Stored data entries
• • • • •

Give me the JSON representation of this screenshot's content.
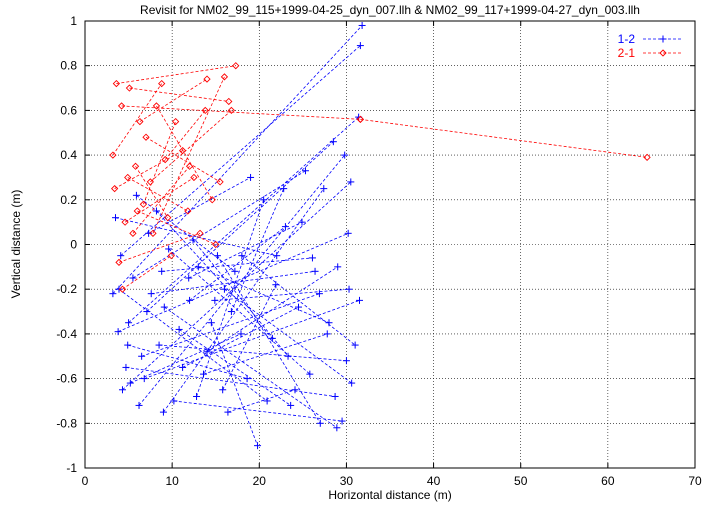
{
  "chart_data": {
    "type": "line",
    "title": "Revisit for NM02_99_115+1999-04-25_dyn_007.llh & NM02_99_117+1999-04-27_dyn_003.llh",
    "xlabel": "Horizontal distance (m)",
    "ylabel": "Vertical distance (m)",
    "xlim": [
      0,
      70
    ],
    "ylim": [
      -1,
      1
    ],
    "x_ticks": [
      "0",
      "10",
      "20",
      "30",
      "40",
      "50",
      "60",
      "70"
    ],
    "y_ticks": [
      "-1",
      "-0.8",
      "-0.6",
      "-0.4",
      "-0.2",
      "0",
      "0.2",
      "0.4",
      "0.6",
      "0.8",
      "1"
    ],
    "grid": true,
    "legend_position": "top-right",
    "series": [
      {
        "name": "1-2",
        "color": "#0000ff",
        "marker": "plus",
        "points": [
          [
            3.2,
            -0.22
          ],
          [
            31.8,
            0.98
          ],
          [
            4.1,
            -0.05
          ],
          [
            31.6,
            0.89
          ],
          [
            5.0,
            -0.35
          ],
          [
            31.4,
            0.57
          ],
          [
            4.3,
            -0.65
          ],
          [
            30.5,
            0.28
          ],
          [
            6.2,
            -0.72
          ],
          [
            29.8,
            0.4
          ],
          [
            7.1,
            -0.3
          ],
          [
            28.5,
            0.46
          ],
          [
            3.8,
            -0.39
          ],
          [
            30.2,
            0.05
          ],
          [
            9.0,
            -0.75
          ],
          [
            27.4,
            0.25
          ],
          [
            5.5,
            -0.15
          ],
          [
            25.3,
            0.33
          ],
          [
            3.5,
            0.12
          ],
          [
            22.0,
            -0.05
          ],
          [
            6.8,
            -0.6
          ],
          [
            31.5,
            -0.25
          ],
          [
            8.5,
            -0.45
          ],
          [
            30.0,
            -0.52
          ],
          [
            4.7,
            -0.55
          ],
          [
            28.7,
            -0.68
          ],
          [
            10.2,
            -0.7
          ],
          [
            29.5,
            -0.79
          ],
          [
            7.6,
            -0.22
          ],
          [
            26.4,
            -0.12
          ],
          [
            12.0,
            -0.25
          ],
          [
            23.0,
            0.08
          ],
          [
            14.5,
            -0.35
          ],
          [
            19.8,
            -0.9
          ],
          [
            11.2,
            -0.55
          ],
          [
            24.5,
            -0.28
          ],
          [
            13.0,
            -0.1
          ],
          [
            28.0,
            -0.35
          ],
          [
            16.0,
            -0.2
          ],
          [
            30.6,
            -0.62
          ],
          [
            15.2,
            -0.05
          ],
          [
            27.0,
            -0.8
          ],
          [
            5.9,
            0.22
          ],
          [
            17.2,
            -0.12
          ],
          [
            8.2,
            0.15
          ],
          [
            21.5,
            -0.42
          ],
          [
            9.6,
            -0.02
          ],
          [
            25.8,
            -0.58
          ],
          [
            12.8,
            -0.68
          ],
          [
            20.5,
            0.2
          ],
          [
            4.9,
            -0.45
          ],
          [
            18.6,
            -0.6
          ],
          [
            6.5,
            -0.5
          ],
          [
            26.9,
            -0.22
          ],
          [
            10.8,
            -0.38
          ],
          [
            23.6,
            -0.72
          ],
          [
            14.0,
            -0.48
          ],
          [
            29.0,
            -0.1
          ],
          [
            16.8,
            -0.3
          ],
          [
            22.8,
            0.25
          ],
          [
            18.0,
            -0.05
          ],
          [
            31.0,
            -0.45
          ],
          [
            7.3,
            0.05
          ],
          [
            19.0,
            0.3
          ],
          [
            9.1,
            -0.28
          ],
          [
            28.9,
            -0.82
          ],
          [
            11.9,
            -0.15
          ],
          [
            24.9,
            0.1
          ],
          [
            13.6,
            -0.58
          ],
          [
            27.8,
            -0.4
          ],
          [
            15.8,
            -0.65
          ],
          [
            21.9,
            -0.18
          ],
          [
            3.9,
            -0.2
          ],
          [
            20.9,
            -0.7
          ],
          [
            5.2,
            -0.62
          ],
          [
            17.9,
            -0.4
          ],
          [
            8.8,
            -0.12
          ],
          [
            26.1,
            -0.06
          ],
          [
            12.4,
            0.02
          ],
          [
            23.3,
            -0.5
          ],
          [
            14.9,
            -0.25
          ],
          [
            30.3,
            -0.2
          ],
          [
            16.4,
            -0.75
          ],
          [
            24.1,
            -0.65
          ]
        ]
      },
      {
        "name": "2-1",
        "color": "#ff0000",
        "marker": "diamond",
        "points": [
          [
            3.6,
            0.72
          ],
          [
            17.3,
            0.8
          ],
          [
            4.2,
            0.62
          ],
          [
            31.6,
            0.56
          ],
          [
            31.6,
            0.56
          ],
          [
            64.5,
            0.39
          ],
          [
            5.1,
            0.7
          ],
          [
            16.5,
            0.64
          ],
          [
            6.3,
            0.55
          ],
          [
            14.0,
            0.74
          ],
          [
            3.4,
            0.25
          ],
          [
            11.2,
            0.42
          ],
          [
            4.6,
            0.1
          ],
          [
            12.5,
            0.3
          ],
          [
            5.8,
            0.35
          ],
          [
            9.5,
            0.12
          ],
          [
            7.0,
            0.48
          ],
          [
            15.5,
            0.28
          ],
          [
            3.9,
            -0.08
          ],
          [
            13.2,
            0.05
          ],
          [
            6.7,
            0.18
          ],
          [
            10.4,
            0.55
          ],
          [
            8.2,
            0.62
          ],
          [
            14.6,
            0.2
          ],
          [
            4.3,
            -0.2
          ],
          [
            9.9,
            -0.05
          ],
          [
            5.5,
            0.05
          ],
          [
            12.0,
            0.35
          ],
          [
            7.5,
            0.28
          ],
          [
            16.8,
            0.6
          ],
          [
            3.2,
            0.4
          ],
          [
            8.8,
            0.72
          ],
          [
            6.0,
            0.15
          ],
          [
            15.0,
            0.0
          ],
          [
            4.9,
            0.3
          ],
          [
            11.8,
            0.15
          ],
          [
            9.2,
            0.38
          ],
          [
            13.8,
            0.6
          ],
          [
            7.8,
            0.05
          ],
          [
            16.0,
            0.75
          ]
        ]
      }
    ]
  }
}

• • • • •

Provide the number of lines in these entries that hold the word "distance", without any accompanying text.

2